# [EXERCISE]
Your answer must restate the listing below word for word and contain no images.
━━━━━━━━━━━━━━━━━━━━
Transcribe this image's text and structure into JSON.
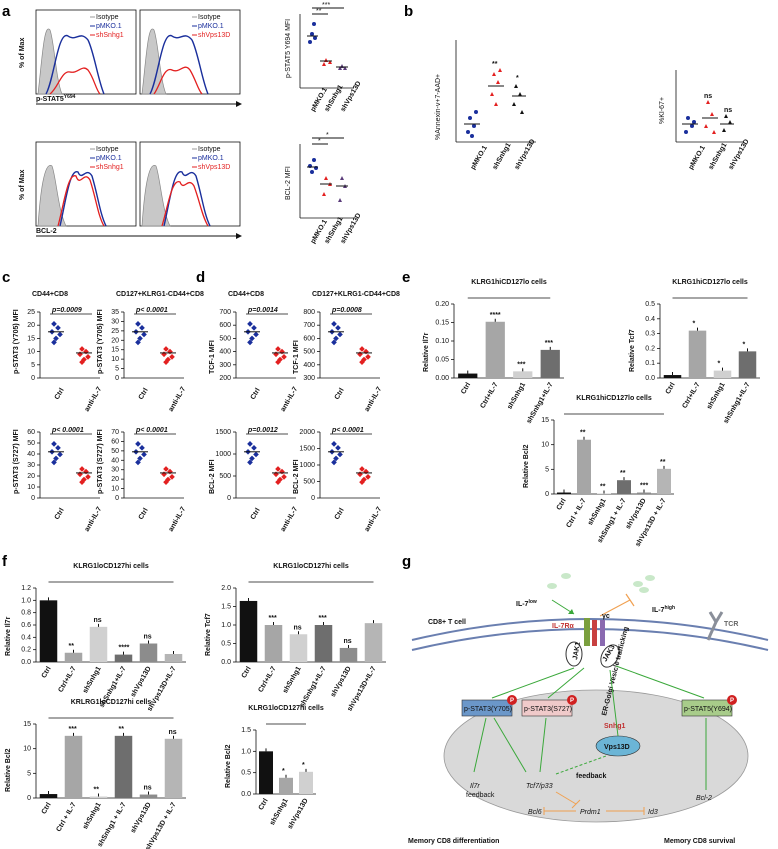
{
  "panels": {
    "a": {
      "label": "a",
      "legend_top": [
        "Isotype",
        "pMKO.1",
        "shSnhg1",
        "Isotype",
        "pMKO.1",
        "shVps13D"
      ],
      "legend_bottom": [
        "Isotype",
        "pMKO.1",
        "shSnhg1",
        "Isotype",
        "pMKO.1",
        "shVps13D"
      ],
      "hist_ylabel": "% of Max",
      "hist_xlabel_top": "p-STAT5",
      "hist_xlabel_top_sup": "Y694",
      "hist_xlabel_bottom": "BCL-2",
      "scatter_top_ylabel": "p-STAT5 Y694 MFI",
      "scatter_bottom_ylabel": "BCL-2 MFI",
      "groups": [
        "pMKO.1",
        "shSnhg1",
        "shVps13D"
      ],
      "sig_top": [
        "**",
        "***"
      ],
      "sig_bottom": [
        "*",
        "*"
      ]
    },
    "b": {
      "label": "b",
      "left_ylabel": "%Annexin-v+7-AAD+",
      "right_ylabel": "%KI-67+",
      "groups": [
        "pMKO.1",
        "shSnhg1",
        "shVps13D"
      ],
      "sig_left": [
        "**",
        "*"
      ],
      "sig_right": [
        "ns",
        "ns"
      ]
    },
    "c": {
      "label": "c",
      "titles": [
        "CD44+CD8",
        "CD127+KLRG1-CD44+CD8"
      ],
      "ylabels": [
        "p-STAT3 (Y705) MFI",
        "p-STAT3 (Y705) MFI",
        "p-STAT3 (S727) MFI",
        "p-STAT3 (S727) MFI"
      ],
      "pvals": [
        "p=0.0009",
        "p< 0.0001",
        "p< 0.0001",
        "p< 0.0001"
      ],
      "groups": [
        "Ctrl",
        "anti-IL-7"
      ],
      "yticks_top": [
        "0",
        "5",
        "10",
        "15",
        "20",
        "25"
      ],
      "yticks_top2": [
        "0",
        "5",
        "10",
        "15",
        "20",
        "25",
        "30",
        "35"
      ],
      "yticks_bot": [
        "0",
        "10",
        "20",
        "30",
        "40",
        "50",
        "60"
      ],
      "yticks_bot2": [
        "0",
        "10",
        "20",
        "30",
        "40",
        "50",
        "60",
        "70"
      ]
    },
    "d": {
      "label": "d",
      "titles": [
        "CD44+CD8",
        "CD127+KLRG1-CD44+CD8"
      ],
      "ylabels": [
        "TCF-1 MFI",
        "TCF-1 MFI",
        "BCL-2 MFI",
        "BCL-2 MFI"
      ],
      "pvals": [
        "p=0.0014",
        "p=0.0008",
        "p=0.0012",
        "p< 0.0001"
      ],
      "groups": [
        "Ctrl",
        "anti-IL-7"
      ],
      "yticks_top": [
        "200",
        "300",
        "400",
        "500",
        "600",
        "700"
      ],
      "yticks_top2": [
        "300",
        "400",
        "500",
        "600",
        "700",
        "800"
      ],
      "yticks_bot": [
        "0",
        "500",
        "1000",
        "1500"
      ],
      "yticks_bot2": [
        "0",
        "500",
        "1000",
        "1500",
        "2000"
      ]
    },
    "e": {
      "label": "e",
      "title1": "KLRG1hiCD127lo cells",
      "title2": "KLRG1hiCD127lo cells",
      "title3": "KLRG1hiCD127lo cells",
      "ylabel1": "Relative Il7r",
      "ylabel2": "Relative Tcf7",
      "ylabel3": "Relative Bcl2",
      "cats1": [
        "Ctrl",
        "Ctrl+IL-7",
        "shSnhg1",
        "shSnhg1+IL-7"
      ],
      "vals1": [
        0.012,
        0.152,
        0.018,
        0.076
      ],
      "sig1": [
        "****",
        "***",
        "***"
      ],
      "yticks1": [
        "0.00",
        "0.05",
        "0.10",
        "0.15",
        "0.20"
      ],
      "cats2": [
        "Ctrl",
        "Ctrl+IL-7",
        "shSnhg1",
        "shSnhg1+IL-7"
      ],
      "vals2": [
        0.02,
        0.32,
        0.05,
        0.18
      ],
      "sig2": [
        "*",
        "*",
        "*"
      ],
      "yticks2": [
        "0.0",
        "0.1",
        "0.2",
        "0.3",
        "0.4",
        "0.5"
      ],
      "cats3": [
        "Ctrl",
        "Ctrl + IL-7",
        "shSnhg1",
        "shSnhg1 + IL-7",
        "shVps13D",
        "shVps13D + IL-7"
      ],
      "vals3": [
        0.3,
        11.0,
        0.1,
        2.8,
        0.3,
        5.1
      ],
      "sig3": [
        "**",
        "**",
        "**",
        "***",
        "**"
      ],
      "yticks3": [
        "0",
        "5",
        "10",
        "15"
      ]
    },
    "f": {
      "label": "f",
      "title1": "KLRG1loCD127hi cells",
      "title2": "KLRG1loCD127hi cells",
      "title3": "KRLRG1loCD127hi cells",
      "title4": "KLRG1loCD127hi cells",
      "ylabel1": "Relative Il7r",
      "ylabel2": "Relative Tcf7",
      "ylabel3": "Relative Bcl2",
      "ylabel4": "Relative Bcl2",
      "cats1": [
        "Ctrl",
        "Ctrl+IL-7",
        "shSnhg1",
        "shSnhg1+IL-7",
        "shVps13D",
        "shVps13D+IL-7"
      ],
      "vals1": [
        1.0,
        0.15,
        0.57,
        0.12,
        0.3,
        0.13
      ],
      "sig1": [
        "**",
        "ns",
        "****",
        "ns"
      ],
      "yticks1": [
        "0.0",
        "0.2",
        "0.4",
        "0.6",
        "0.8",
        "1.0",
        "1.2"
      ],
      "cats2": [
        "Ctrl",
        "Ctrl+IL-7",
        "shSnhg1",
        "shSnhg1+IL-7",
        "shVps13D",
        "shVps13D+IL-7"
      ],
      "vals2": [
        1.65,
        1.0,
        0.75,
        1.0,
        0.38,
        1.05
      ],
      "sig2": [
        "***",
        "ns",
        "***",
        "ns"
      ],
      "yticks2": [
        "0.0",
        "0.5",
        "1.0",
        "1.5",
        "2.0"
      ],
      "cats3": [
        "Ctrl",
        "Ctrl + IL-7",
        "shSnhg1",
        "shSnhg1 + IL-7",
        "shVps13D",
        "shVps13D + IL-7"
      ],
      "vals3": [
        0.8,
        12.6,
        0.3,
        12.6,
        0.7,
        12.0
      ],
      "sig3": [
        "***",
        "**",
        "**",
        "ns",
        "ns"
      ],
      "yticks3": [
        "0",
        "5",
        "10",
        "15"
      ],
      "cats4": [
        "Ctrl",
        "shSnhg1",
        "shVps13D"
      ],
      "vals4": [
        1.0,
        0.38,
        0.52
      ],
      "sig4": [
        "*",
        "*"
      ],
      "yticks4": [
        "0.0",
        "0.5",
        "1.0",
        "1.5"
      ]
    },
    "g": {
      "label": "g",
      "il7_low": "IL-7",
      "il7_low_sup": "low",
      "il7_high": "IL-7",
      "il7_high_sup": "high",
      "receptor": "IL-7Rα",
      "gamma_c": "γc",
      "tcr": "TCR",
      "cell": "CD8+ T cell",
      "jak1": "JAK1",
      "jak3": "JAK3",
      "vesicle": "ER-Golgi Vesicle trafficking",
      "snhg1": "Snhg1",
      "vps13d": "Vps13D",
      "pstat3_y705": "p-STAT3(Y705)",
      "pstat3_s727": "p-STAT3(S727)",
      "pstat5": "p-STAT5(Y694)",
      "p": "P",
      "il7r_feedback_1": "Il7r",
      "il7r_feedback_2": "feedback",
      "tcf7": "Tcf7/p33",
      "feedback": "feedback",
      "bcl2": "Bcl-2",
      "bcl6": "Bcl6",
      "prdm1": "Prdm1",
      "id3": "Id3",
      "memory_diff": "Memory CD8 differentiation",
      "memory_surv": "Memory CD8 survival"
    }
  }
}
━━━━━━━━━━━━━━━━━━━━
# [SOLUTION FOR THIS EXERCISE]
Transcribe this image's text and structure into JSON.
{
  "panels": {
    "a": {
      "label": "a",
      "legend_top": [
        "Isotype",
        "pMKO.1",
        "shSnhg1",
        "Isotype",
        "pMKO.1",
        "shVps13D"
      ],
      "legend_bottom": [
        "Isotype",
        "pMKO.1",
        "shSnhg1",
        "Isotype",
        "pMKO.1",
        "shVps13D"
      ],
      "hist_ylabel": "% of Max",
      "hist_xlabel_top": "p-STAT5",
      "hist_xlabel_top_sup": "Y694",
      "hist_xlabel_bottom": "BCL-2",
      "scatter_top_ylabel": "p-STAT5 Y694 MFI",
      "scatter_bottom_ylabel": "BCL-2 MFI",
      "groups": [
        "pMKO.1",
        "shSnhg1",
        "shVps13D"
      ],
      "sig_top": [
        "**",
        "***"
      ],
      "sig_bottom": [
        "*",
        "*"
      ]
    },
    "b": {
      "label": "b",
      "left_ylabel": "%Annexin-v+7-AAD+",
      "right_ylabel": "%KI-67+",
      "groups": [
        "pMKO.1",
        "shSnhg1",
        "shVps13D"
      ],
      "sig_left": [
        "**",
        "*"
      ],
      "sig_right": [
        "ns",
        "ns"
      ]
    },
    "c": {
      "label": "c",
      "titles": [
        "CD44+CD8",
        "CD127+KLRG1-CD44+CD8"
      ],
      "ylabels": [
        "p-STAT3 (Y705) MFI",
        "p-STAT3 (Y705) MFI",
        "p-STAT3 (S727) MFI",
        "p-STAT3 (S727) MFI"
      ],
      "pvals": [
        "p=0.0009",
        "p< 0.0001",
        "p< 0.0001",
        "p< 0.0001"
      ],
      "groups": [
        "Ctrl",
        "anti-IL-7"
      ],
      "yticks_top": [
        "0",
        "5",
        "10",
        "15",
        "20",
        "25"
      ],
      "yticks_top2": [
        "0",
        "5",
        "10",
        "15",
        "20",
        "25",
        "30",
        "35"
      ],
      "yticks_bot": [
        "0",
        "10",
        "20",
        "30",
        "40",
        "50",
        "60"
      ],
      "yticks_bot2": [
        "0",
        "10",
        "20",
        "30",
        "40",
        "50",
        "60",
        "70"
      ]
    },
    "d": {
      "label": "d",
      "titles": [
        "CD44+CD8",
        "CD127+KLRG1-CD44+CD8"
      ],
      "ylabels": [
        "TCF-1 MFI",
        "TCF-1 MFI",
        "BCL-2 MFI",
        "BCL-2 MFI"
      ],
      "pvals": [
        "p=0.0014",
        "p=0.0008",
        "p=0.0012",
        "p< 0.0001"
      ],
      "groups": [
        "Ctrl",
        "anti-IL-7"
      ],
      "yticks_top": [
        "200",
        "300",
        "400",
        "500",
        "600",
        "700"
      ],
      "yticks_top2": [
        "300",
        "400",
        "500",
        "600",
        "700",
        "800"
      ],
      "yticks_bot": [
        "0",
        "500",
        "1000",
        "1500"
      ],
      "yticks_bot2": [
        "0",
        "500",
        "1000",
        "1500",
        "2000"
      ]
    },
    "e": {
      "label": "e",
      "title1": "KLRG1hiCD127lo cells",
      "title2": "KLRG1hiCD127lo cells",
      "title3": "KLRG1hiCD127lo cells",
      "ylabel1": "Relative Il7r",
      "ylabel2": "Relative Tcf7",
      "ylabel3": "Relative Bcl2",
      "cats1": [
        "Ctrl",
        "Ctrl+IL-7",
        "shSnhg1",
        "shSnhg1+IL-7"
      ],
      "vals1": [
        0.012,
        0.152,
        0.018,
        0.076
      ],
      "sig1": [
        "****",
        "***",
        "***"
      ],
      "yticks1": [
        "0.00",
        "0.05",
        "0.10",
        "0.15",
        "0.20"
      ],
      "cats2": [
        "Ctrl",
        "Ctrl+IL-7",
        "shSnhg1",
        "shSnhg1+IL-7"
      ],
      "vals2": [
        0.02,
        0.32,
        0.05,
        0.18
      ],
      "sig2": [
        "*",
        "*",
        "*"
      ],
      "yticks2": [
        "0.0",
        "0.1",
        "0.2",
        "0.3",
        "0.4",
        "0.5"
      ],
      "cats3": [
        "Ctrl",
        "Ctrl + IL-7",
        "shSnhg1",
        "shSnhg1 + IL-7",
        "shVps13D",
        "shVps13D + IL-7"
      ],
      "vals3": [
        0.3,
        11.0,
        0.1,
        2.8,
        0.3,
        5.1
      ],
      "sig3": [
        "**",
        "**",
        "**",
        "***",
        "**"
      ],
      "yticks3": [
        "0",
        "5",
        "10",
        "15"
      ]
    },
    "f": {
      "label": "f",
      "title1": "KLRG1loCD127hi cells",
      "title2": "KLRG1loCD127hi cells",
      "title3": "KRLRG1loCD127hi cells",
      "title4": "KLRG1loCD127hi cells",
      "ylabel1": "Relative Il7r",
      "ylabel2": "Relative Tcf7",
      "ylabel3": "Relative Bcl2",
      "ylabel4": "Relative Bcl2",
      "cats1": [
        "Ctrl",
        "Ctrl+IL-7",
        "shSnhg1",
        "shSnhg1+IL-7",
        "shVps13D",
        "shVps13D+IL-7"
      ],
      "vals1": [
        1.0,
        0.15,
        0.57,
        0.12,
        0.3,
        0.13
      ],
      "sig1": [
        "**",
        "ns",
        "****",
        "ns"
      ],
      "yticks1": [
        "0.0",
        "0.2",
        "0.4",
        "0.6",
        "0.8",
        "1.0",
        "1.2"
      ],
      "cats2": [
        "Ctrl",
        "Ctrl+IL-7",
        "shSnhg1",
        "shSnhg1+IL-7",
        "shVps13D",
        "shVps13D+IL-7"
      ],
      "vals2": [
        1.65,
        1.0,
        0.75,
        1.0,
        0.38,
        1.05
      ],
      "sig2": [
        "***",
        "ns",
        "***",
        "ns"
      ],
      "yticks2": [
        "0.0",
        "0.5",
        "1.0",
        "1.5",
        "2.0"
      ],
      "cats3": [
        "Ctrl",
        "Ctrl + IL-7",
        "shSnhg1",
        "shSnhg1 + IL-7",
        "shVps13D",
        "shVps13D + IL-7"
      ],
      "vals3": [
        0.8,
        12.6,
        0.3,
        12.6,
        0.7,
        12.0
      ],
      "sig3": [
        "***",
        "**",
        "**",
        "ns",
        "ns"
      ],
      "yticks3": [
        "0",
        "5",
        "10",
        "15"
      ],
      "cats4": [
        "Ctrl",
        "shSnhg1",
        "shVps13D"
      ],
      "vals4": [
        1.0,
        0.38,
        0.52
      ],
      "sig4": [
        "*",
        "*"
      ],
      "yticks4": [
        "0.0",
        "0.5",
        "1.0",
        "1.5"
      ]
    },
    "g": {
      "label": "g",
      "il7_low": "IL-7",
      "il7_low_sup": "low",
      "il7_high": "IL-7",
      "il7_high_sup": "high",
      "receptor": "IL-7Rα",
      "gamma_c": "γc",
      "tcr": "TCR",
      "cell": "CD8+ T cell",
      "jak1": "JAK1",
      "jak3": "JAK3",
      "vesicle": "ER-Golgi Vesicle trafficking",
      "snhg1": "Snhg1",
      "vps13d": "Vps13D",
      "pstat3_y705": "p-STAT3(Y705)",
      "pstat3_s727": "p-STAT3(S727)",
      "pstat5": "p-STAT5(Y694)",
      "p": "P",
      "il7r_feedback_1": "Il7r",
      "il7r_feedback_2": "feedback",
      "tcf7": "Tcf7/p33",
      "feedback": "feedback",
      "bcl2": "Bcl-2",
      "bcl6": "Bcl6",
      "prdm1": "Prdm1",
      "id3": "Id3",
      "memory_diff": "Memory CD8 differentiation",
      "memory_surv": "Memory CD8 survival"
    }
  }
}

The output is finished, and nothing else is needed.